• _Excerpted records_
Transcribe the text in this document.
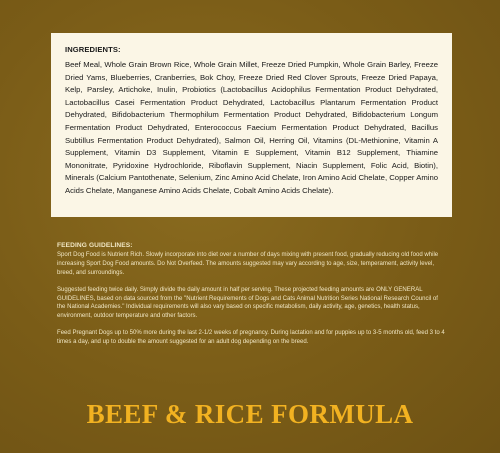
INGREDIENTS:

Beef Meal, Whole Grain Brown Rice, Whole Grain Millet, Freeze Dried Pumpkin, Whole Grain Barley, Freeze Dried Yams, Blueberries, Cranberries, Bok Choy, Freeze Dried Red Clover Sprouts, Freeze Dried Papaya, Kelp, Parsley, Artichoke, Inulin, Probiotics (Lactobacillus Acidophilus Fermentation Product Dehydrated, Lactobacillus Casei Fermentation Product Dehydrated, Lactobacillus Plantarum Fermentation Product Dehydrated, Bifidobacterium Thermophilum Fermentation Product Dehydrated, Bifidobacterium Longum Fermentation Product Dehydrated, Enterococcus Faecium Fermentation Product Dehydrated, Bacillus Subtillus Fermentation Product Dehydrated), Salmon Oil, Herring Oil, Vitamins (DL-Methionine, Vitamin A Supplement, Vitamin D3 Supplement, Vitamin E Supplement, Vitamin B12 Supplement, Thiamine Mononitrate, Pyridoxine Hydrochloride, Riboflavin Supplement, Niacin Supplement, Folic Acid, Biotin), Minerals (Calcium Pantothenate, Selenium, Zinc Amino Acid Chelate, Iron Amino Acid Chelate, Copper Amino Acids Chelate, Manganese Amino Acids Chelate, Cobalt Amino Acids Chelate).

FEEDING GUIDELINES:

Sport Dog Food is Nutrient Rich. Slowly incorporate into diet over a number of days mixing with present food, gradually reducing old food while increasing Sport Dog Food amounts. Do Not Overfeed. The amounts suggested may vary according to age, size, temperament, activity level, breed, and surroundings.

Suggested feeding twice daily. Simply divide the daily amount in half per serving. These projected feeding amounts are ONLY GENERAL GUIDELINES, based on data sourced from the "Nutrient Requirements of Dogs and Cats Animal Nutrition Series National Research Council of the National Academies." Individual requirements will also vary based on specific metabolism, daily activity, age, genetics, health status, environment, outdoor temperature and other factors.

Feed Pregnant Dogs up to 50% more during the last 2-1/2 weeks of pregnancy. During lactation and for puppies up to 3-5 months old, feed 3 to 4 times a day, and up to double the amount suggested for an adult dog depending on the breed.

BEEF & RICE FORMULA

* * *

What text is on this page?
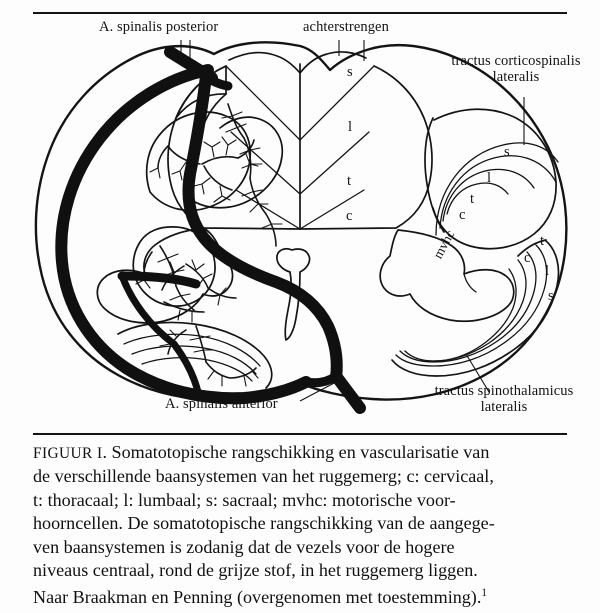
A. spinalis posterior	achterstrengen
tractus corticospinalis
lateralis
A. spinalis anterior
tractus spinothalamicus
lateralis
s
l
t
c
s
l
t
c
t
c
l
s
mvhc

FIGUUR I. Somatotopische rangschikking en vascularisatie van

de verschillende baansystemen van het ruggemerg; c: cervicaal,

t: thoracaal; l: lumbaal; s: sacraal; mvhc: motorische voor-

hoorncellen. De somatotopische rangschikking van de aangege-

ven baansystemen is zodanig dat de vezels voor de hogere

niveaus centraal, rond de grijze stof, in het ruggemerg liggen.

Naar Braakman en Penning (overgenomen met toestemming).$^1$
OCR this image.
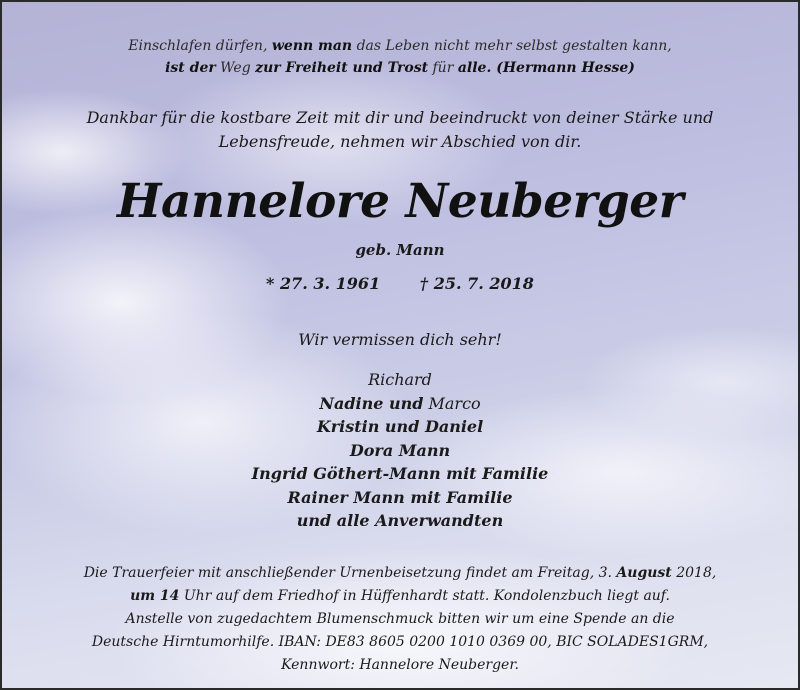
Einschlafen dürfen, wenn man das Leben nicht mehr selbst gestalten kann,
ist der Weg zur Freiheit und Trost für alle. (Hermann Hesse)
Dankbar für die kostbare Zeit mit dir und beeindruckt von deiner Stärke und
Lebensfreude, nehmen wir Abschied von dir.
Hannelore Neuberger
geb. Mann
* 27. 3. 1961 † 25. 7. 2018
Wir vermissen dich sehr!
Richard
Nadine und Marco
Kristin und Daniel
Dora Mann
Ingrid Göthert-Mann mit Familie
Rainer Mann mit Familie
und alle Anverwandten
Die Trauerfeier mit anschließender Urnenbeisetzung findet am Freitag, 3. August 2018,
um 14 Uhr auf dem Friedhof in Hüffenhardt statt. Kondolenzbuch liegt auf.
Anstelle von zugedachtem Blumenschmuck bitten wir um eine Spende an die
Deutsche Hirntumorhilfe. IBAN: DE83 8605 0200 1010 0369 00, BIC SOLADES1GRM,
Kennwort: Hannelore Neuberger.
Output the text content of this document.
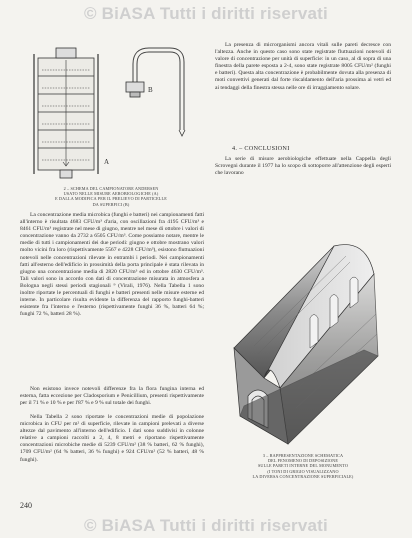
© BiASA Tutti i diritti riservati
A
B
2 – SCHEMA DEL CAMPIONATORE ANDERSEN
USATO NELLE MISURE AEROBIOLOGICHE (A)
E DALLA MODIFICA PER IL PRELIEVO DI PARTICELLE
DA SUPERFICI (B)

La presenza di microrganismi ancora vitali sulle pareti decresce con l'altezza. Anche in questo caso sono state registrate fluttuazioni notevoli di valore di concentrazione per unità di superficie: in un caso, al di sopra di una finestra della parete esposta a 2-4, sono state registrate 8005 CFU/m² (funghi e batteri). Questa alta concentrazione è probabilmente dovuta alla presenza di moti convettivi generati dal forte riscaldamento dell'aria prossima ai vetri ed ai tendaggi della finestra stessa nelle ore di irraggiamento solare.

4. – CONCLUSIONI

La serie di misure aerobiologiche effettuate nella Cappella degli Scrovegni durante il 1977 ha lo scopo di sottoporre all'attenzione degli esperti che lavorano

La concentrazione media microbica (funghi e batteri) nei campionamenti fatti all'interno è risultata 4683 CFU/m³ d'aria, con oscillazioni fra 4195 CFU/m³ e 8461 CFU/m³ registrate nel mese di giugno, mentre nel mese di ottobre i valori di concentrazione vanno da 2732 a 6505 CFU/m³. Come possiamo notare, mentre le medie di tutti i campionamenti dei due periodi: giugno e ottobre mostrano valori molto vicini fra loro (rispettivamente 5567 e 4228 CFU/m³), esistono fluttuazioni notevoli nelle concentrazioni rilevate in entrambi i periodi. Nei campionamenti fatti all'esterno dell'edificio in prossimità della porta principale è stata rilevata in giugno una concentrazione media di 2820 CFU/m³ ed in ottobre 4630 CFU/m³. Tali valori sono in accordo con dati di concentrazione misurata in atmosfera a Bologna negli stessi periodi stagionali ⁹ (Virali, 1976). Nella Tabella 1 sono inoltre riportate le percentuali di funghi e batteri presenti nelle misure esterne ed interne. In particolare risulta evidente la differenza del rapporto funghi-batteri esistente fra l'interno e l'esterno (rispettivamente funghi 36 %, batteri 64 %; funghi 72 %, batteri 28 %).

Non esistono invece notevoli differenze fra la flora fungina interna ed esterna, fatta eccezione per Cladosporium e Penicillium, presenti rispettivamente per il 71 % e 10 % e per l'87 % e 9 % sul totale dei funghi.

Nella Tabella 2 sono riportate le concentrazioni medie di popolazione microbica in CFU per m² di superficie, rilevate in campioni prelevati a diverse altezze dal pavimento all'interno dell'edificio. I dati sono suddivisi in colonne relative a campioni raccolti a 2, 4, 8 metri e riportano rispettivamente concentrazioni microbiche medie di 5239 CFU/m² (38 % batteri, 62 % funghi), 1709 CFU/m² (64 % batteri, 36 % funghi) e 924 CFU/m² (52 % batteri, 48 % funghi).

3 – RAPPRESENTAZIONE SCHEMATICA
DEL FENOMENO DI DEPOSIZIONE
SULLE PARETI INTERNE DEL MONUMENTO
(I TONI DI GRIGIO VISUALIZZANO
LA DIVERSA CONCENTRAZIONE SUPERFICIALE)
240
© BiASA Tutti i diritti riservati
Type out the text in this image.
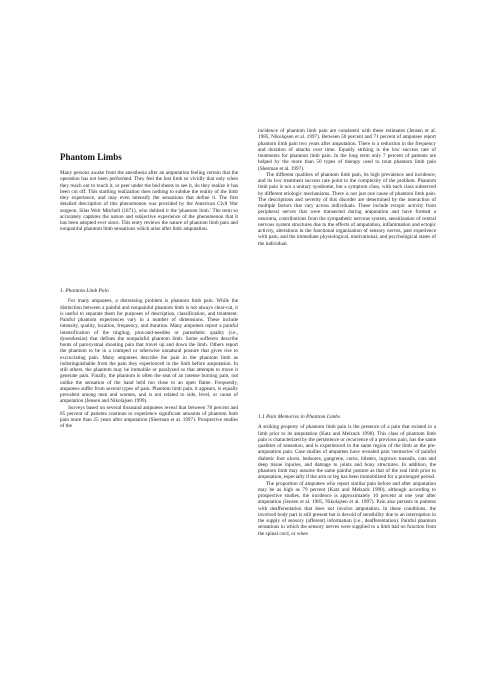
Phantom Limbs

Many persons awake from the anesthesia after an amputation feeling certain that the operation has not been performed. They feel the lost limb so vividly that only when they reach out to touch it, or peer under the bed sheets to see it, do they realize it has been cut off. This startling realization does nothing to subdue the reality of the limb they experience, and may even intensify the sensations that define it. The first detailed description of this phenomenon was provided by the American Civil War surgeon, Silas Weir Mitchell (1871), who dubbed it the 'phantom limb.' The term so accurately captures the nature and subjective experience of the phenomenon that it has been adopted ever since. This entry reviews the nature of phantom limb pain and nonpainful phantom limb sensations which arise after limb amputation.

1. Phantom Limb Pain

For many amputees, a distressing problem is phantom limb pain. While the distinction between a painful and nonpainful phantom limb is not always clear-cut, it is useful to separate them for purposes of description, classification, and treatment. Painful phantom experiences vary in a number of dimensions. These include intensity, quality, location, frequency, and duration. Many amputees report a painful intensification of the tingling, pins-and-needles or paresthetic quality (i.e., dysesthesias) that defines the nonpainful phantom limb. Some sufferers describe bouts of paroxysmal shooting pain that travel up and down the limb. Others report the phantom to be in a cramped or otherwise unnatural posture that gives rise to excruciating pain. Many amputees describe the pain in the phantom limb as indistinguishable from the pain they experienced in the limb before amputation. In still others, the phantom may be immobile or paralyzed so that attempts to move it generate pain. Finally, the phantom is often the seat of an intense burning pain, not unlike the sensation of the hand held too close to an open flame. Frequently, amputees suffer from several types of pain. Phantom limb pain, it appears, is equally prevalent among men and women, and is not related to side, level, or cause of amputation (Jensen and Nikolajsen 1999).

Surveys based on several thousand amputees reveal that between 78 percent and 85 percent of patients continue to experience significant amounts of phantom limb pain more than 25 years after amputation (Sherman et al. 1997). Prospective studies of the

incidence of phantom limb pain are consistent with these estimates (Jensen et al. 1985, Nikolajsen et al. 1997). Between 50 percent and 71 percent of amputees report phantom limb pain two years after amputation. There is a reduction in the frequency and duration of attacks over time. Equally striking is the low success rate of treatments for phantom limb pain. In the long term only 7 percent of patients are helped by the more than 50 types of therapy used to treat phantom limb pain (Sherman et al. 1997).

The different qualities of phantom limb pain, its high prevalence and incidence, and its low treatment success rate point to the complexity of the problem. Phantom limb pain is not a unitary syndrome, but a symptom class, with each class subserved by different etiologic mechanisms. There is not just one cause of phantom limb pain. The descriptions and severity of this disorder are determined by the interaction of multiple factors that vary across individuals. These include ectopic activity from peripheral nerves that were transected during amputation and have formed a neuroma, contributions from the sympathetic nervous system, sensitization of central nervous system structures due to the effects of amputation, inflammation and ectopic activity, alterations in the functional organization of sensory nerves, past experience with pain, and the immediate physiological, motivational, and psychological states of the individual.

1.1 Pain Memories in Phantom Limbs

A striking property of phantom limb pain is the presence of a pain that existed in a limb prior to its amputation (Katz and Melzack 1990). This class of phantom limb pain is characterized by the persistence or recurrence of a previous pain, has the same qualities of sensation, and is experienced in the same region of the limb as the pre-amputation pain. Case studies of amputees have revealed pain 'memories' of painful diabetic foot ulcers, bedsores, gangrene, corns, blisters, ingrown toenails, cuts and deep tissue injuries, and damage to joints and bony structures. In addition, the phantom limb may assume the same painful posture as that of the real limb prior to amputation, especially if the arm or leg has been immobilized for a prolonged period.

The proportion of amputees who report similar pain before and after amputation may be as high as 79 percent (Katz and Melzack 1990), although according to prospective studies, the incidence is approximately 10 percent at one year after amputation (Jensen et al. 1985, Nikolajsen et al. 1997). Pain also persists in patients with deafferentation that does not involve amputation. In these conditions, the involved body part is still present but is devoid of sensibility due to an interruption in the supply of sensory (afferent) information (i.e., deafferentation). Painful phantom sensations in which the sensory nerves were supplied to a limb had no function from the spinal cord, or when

• _Activity_
How many of the lines in the records include the word "text"? Only the number should be given.

• _Task output_
4